### DIRECTIONS FOR THIS TASK
Where a line of the material contains the string "level", copy that line.

## begin DATA TO PROCESS

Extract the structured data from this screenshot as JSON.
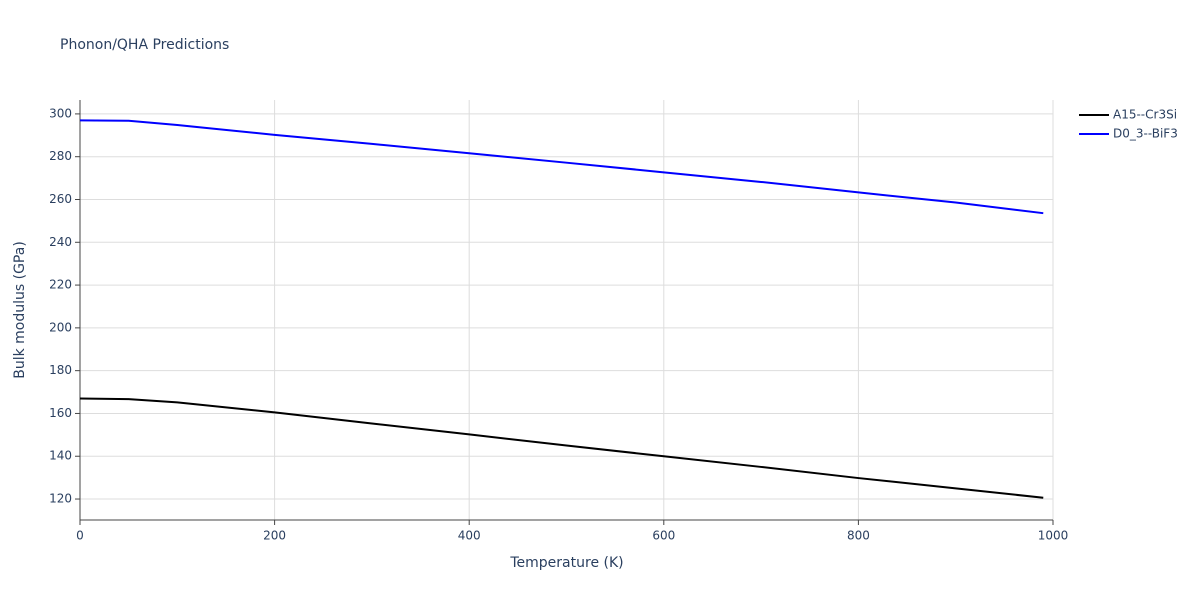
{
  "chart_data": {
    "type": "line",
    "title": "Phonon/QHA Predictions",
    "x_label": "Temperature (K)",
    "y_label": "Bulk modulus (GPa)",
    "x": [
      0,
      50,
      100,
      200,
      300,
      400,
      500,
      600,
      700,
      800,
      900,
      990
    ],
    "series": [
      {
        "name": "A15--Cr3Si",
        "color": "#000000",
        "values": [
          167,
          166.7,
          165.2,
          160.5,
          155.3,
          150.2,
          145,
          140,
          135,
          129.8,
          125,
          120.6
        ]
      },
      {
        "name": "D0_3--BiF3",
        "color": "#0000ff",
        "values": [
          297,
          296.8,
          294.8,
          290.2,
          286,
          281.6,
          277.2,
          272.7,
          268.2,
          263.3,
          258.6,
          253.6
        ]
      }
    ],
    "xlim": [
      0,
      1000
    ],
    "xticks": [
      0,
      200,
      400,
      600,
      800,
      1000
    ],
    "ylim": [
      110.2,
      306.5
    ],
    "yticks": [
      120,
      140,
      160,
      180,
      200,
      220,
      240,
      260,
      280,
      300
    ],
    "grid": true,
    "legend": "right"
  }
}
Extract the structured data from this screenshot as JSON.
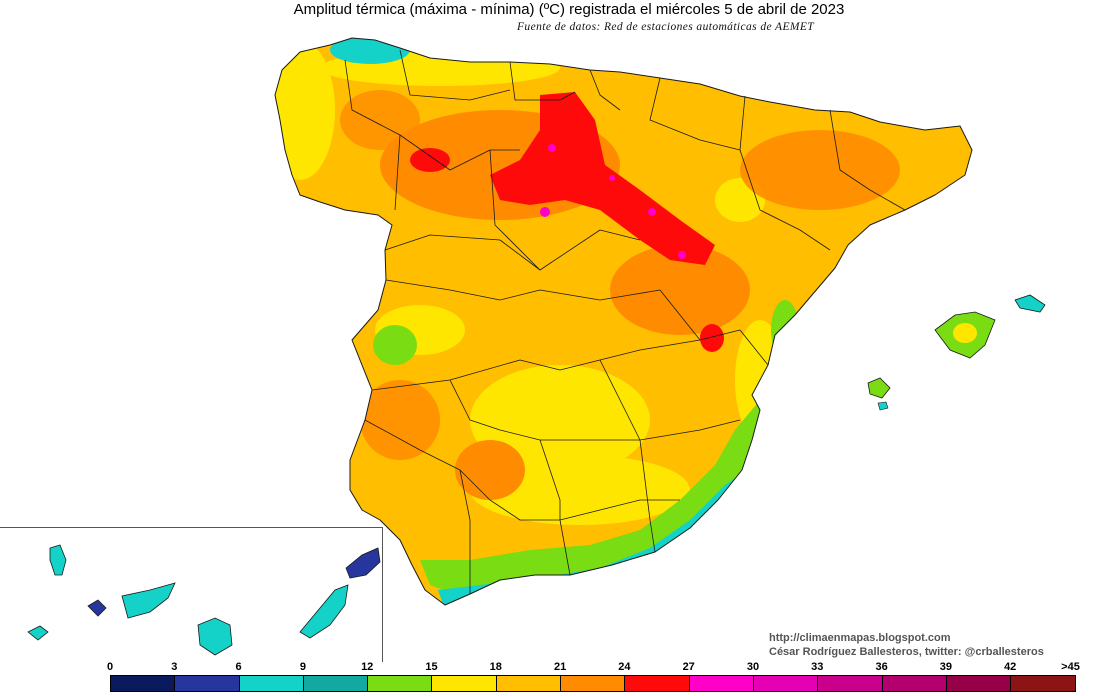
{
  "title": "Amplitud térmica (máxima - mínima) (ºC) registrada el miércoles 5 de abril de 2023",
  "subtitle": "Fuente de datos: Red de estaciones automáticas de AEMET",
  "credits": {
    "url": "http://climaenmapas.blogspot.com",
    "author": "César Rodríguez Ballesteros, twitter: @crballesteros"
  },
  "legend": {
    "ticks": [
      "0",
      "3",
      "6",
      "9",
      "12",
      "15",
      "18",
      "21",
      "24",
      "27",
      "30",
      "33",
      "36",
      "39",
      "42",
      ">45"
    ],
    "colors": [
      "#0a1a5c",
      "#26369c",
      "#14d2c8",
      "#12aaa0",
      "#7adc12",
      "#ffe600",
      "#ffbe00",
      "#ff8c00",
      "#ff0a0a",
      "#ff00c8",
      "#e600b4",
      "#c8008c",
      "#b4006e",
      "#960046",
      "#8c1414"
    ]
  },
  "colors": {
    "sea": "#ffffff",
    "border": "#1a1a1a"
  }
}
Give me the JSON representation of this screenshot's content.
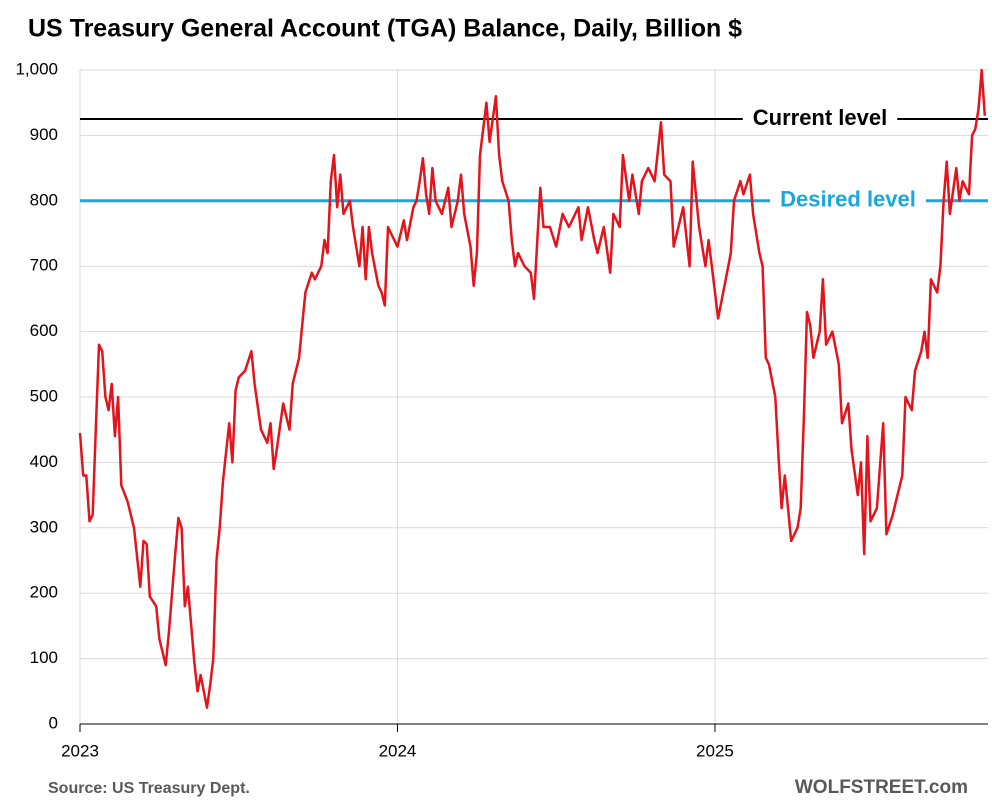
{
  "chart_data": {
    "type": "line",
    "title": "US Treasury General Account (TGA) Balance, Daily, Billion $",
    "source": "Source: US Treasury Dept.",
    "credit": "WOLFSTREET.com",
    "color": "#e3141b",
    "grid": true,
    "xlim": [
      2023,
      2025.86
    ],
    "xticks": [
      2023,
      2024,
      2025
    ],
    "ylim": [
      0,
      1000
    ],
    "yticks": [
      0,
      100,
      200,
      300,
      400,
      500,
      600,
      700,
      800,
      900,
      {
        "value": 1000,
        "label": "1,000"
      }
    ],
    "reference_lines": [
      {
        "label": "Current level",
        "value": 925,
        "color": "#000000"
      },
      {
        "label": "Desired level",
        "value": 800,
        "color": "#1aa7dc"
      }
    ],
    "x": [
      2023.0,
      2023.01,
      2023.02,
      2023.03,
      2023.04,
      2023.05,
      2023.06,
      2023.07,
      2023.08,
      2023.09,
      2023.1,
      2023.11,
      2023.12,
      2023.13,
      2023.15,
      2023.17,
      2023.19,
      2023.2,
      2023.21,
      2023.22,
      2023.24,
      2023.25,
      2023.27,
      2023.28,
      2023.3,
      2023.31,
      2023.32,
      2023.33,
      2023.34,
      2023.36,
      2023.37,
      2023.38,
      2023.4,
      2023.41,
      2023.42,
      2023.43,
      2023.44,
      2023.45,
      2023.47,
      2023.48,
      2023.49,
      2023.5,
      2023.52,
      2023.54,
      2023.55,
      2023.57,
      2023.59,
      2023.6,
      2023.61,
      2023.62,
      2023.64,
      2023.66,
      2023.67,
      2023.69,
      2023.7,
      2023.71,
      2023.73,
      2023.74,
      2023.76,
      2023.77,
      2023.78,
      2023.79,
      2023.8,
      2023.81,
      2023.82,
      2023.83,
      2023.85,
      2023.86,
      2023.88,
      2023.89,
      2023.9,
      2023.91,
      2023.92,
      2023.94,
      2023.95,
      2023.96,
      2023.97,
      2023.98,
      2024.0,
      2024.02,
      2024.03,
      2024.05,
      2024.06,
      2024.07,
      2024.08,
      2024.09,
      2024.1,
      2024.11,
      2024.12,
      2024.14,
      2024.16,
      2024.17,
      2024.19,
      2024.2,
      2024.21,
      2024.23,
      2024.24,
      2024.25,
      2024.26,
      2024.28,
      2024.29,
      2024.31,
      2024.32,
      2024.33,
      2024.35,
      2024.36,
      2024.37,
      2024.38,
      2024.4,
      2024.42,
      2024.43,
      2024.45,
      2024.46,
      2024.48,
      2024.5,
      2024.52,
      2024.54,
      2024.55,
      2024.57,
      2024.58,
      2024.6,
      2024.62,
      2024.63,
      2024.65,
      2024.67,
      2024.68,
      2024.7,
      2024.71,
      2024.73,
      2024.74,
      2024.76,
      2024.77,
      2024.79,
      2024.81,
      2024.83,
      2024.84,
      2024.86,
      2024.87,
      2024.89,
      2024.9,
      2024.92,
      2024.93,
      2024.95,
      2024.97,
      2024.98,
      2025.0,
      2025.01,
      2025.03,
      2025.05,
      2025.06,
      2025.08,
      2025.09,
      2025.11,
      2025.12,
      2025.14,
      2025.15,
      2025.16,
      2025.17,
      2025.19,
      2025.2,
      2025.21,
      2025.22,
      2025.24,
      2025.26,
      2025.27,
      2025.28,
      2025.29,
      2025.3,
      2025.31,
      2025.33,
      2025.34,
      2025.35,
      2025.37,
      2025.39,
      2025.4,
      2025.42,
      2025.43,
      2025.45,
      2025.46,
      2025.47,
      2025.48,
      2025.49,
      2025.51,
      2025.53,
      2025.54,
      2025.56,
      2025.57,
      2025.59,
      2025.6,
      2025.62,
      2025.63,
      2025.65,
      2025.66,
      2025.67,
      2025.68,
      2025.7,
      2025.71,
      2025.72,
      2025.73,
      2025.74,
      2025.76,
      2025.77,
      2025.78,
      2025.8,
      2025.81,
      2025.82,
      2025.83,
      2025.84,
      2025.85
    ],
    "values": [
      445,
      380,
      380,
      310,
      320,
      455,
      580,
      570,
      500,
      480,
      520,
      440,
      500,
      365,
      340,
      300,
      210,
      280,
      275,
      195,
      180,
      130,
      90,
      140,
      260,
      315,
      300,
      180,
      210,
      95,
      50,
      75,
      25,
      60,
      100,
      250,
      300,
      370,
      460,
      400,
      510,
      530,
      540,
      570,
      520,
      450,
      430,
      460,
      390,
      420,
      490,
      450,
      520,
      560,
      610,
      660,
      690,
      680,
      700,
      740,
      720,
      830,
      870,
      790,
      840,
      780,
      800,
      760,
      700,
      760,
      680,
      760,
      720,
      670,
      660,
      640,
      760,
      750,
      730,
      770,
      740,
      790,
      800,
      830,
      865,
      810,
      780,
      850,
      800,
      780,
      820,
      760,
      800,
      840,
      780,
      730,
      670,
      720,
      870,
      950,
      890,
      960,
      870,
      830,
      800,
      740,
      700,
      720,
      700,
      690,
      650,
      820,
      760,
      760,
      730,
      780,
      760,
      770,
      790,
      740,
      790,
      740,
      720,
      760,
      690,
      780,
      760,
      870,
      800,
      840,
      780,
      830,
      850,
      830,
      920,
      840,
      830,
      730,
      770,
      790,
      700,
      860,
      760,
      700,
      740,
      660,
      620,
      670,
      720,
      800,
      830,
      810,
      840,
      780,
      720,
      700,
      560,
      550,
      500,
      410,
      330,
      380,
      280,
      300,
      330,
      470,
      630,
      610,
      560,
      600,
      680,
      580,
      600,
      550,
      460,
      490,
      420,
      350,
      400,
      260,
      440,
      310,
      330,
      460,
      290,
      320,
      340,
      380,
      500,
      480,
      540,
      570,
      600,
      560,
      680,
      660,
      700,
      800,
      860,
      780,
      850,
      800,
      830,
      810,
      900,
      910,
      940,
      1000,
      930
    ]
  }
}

## end DATA TO PROCESS

### THE RESULT
        "label": "Current level",
        "label": "Desired level",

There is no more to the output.